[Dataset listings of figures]
+--

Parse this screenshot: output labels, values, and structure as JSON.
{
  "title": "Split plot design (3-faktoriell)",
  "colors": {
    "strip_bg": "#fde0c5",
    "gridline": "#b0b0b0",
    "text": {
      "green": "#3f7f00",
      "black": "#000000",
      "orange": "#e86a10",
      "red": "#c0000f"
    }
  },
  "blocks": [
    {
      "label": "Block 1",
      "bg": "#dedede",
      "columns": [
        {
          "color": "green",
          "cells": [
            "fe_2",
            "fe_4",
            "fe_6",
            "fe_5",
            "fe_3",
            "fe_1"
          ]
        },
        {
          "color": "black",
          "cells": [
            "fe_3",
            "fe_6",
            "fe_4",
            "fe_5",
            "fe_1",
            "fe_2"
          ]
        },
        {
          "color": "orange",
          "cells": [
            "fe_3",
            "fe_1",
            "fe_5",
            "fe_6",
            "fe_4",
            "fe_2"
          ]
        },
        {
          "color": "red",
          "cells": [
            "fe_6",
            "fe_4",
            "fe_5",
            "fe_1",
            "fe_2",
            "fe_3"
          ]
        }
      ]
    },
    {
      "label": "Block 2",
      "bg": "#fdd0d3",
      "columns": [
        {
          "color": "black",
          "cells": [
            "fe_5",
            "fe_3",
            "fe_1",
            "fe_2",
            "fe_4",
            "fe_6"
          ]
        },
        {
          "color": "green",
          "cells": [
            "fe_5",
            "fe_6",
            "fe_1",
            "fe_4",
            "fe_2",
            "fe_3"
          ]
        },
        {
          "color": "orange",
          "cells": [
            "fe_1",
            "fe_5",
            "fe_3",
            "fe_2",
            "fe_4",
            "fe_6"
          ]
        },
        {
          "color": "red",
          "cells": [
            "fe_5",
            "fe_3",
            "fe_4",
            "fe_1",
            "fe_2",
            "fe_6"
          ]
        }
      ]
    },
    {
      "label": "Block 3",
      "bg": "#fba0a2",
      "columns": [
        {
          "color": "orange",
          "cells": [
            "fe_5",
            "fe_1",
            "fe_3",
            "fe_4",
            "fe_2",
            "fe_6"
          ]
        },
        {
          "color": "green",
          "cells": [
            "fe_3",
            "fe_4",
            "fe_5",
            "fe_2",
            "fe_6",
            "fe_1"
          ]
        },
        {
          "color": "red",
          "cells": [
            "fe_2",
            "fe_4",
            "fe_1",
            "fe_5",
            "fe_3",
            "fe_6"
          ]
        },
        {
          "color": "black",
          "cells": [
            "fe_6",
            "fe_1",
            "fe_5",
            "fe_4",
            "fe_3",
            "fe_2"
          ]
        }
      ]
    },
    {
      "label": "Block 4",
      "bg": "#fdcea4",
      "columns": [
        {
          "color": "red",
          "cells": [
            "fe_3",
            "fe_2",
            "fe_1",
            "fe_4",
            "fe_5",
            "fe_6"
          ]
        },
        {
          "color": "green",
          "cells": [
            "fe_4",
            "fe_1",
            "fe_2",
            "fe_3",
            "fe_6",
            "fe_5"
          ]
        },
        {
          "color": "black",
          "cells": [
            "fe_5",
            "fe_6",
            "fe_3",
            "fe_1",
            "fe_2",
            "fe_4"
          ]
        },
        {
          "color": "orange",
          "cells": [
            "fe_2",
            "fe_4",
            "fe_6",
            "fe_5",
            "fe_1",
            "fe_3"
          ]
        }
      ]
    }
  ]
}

+--

◆ OBJECTIVE ◆
From the first line to the last, please quote the material above exactly.

◆ TASK SOLUTION ◆
Parse this screenshot: output labels, values, and structure as JSON.
{
  "title": "Split plot design (3-faktoriell)",
  "colors": {
    "strip_bg": "#fde0c5",
    "gridline": "#b0b0b0",
    "text": {
      "green": "#3f7f00",
      "black": "#000000",
      "orange": "#e86a10",
      "red": "#c0000f"
    }
  },
  "blocks": [
    {
      "label": "Block 1",
      "bg": "#dedede",
      "columns": [
        {
          "color": "green",
          "cells": [
            "fe_2",
            "fe_4",
            "fe_6",
            "fe_5",
            "fe_3",
            "fe_1"
          ]
        },
        {
          "color": "black",
          "cells": [
            "fe_3",
            "fe_6",
            "fe_4",
            "fe_5",
            "fe_1",
            "fe_2"
          ]
        },
        {
          "color": "orange",
          "cells": [
            "fe_3",
            "fe_1",
            "fe_5",
            "fe_6",
            "fe_4",
            "fe_2"
          ]
        },
        {
          "color": "red",
          "cells": [
            "fe_6",
            "fe_4",
            "fe_5",
            "fe_1",
            "fe_2",
            "fe_3"
          ]
        }
      ]
    },
    {
      "label": "Block 2",
      "bg": "#fdd0d3",
      "columns": [
        {
          "color": "black",
          "cells": [
            "fe_5",
            "fe_3",
            "fe_1",
            "fe_2",
            "fe_4",
            "fe_6"
          ]
        },
        {
          "color": "green",
          "cells": [
            "fe_5",
            "fe_6",
            "fe_1",
            "fe_4",
            "fe_2",
            "fe_3"
          ]
        },
        {
          "color": "orange",
          "cells": [
            "fe_1",
            "fe_5",
            "fe_3",
            "fe_2",
            "fe_4",
            "fe_6"
          ]
        },
        {
          "color": "red",
          "cells": [
            "fe_5",
            "fe_3",
            "fe_4",
            "fe_1",
            "fe_2",
            "fe_6"
          ]
        }
      ]
    },
    {
      "label": "Block 3",
      "bg": "#fba0a2",
      "columns": [
        {
          "color": "orange",
          "cells": [
            "fe_5",
            "fe_1",
            "fe_3",
            "fe_4",
            "fe_2",
            "fe_6"
          ]
        },
        {
          "color": "green",
          "cells": [
            "fe_3",
            "fe_4",
            "fe_5",
            "fe_2",
            "fe_6",
            "fe_1"
          ]
        },
        {
          "color": "red",
          "cells": [
            "fe_2",
            "fe_4",
            "fe_1",
            "fe_5",
            "fe_3",
            "fe_6"
          ]
        },
        {
          "color": "black",
          "cells": [
            "fe_6",
            "fe_1",
            "fe_5",
            "fe_4",
            "fe_3",
            "fe_2"
          ]
        }
      ]
    },
    {
      "label": "Block 4",
      "bg": "#fdcea4",
      "columns": [
        {
          "color": "red",
          "cells": [
            "fe_3",
            "fe_2",
            "fe_1",
            "fe_4",
            "fe_5",
            "fe_6"
          ]
        },
        {
          "color": "green",
          "cells": [
            "fe_4",
            "fe_1",
            "fe_2",
            "fe_3",
            "fe_6",
            "fe_5"
          ]
        },
        {
          "color": "black",
          "cells": [
            "fe_5",
            "fe_6",
            "fe_3",
            "fe_1",
            "fe_2",
            "fe_4"
          ]
        },
        {
          "color": "orange",
          "cells": [
            "fe_2",
            "fe_4",
            "fe_6",
            "fe_5",
            "fe_1",
            "fe_3"
          ]
        }
      ]
    }
  ]
}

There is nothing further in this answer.